DATA SUPPLIED ▸
━━━━━━━━

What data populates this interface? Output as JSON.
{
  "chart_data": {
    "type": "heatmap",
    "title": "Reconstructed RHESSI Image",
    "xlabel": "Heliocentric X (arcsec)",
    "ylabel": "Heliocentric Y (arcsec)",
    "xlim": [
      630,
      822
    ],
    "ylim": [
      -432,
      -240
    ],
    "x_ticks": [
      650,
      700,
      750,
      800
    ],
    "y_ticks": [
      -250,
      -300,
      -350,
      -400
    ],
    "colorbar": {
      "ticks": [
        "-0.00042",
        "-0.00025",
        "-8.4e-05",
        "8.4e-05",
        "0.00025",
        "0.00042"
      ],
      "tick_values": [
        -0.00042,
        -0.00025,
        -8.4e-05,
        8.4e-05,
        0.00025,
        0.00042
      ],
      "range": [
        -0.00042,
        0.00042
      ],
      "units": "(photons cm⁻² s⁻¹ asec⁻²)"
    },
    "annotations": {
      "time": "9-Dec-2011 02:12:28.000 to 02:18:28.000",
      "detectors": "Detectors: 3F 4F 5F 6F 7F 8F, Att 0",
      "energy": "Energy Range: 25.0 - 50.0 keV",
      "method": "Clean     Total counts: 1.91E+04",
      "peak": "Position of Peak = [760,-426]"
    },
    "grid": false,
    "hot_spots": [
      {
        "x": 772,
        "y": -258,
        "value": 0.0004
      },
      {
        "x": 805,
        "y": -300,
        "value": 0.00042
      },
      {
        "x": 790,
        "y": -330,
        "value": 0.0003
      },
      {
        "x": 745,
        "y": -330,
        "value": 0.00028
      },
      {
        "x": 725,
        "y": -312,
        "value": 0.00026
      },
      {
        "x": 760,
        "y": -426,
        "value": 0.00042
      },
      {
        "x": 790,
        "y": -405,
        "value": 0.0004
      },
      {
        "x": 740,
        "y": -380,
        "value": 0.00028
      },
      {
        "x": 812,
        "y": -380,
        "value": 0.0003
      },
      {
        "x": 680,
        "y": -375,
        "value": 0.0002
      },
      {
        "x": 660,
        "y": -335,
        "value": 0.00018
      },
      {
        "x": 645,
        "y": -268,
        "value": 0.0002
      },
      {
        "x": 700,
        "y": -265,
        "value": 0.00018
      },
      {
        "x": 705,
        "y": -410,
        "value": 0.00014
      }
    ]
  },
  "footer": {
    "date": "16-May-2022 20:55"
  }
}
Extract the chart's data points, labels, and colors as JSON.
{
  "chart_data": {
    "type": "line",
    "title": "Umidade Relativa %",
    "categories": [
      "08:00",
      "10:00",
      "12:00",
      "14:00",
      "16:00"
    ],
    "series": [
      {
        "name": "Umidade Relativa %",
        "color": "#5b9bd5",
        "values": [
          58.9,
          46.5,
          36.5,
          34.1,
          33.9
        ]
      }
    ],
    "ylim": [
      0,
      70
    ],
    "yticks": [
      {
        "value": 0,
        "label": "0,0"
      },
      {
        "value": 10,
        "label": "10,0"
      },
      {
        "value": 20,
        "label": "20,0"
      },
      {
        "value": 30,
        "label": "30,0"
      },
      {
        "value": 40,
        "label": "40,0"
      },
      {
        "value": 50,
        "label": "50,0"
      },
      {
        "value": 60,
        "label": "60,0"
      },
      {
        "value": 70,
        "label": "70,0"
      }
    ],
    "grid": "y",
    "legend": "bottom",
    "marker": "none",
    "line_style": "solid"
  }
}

━━━━━━━━

PROMPT ▸ Gather all lines of the records that include the word "Umidade".

WRITTEN SOLUTION ▸
    "title": "Umidade Relativa %",
        "name": "Umidade Relativa %",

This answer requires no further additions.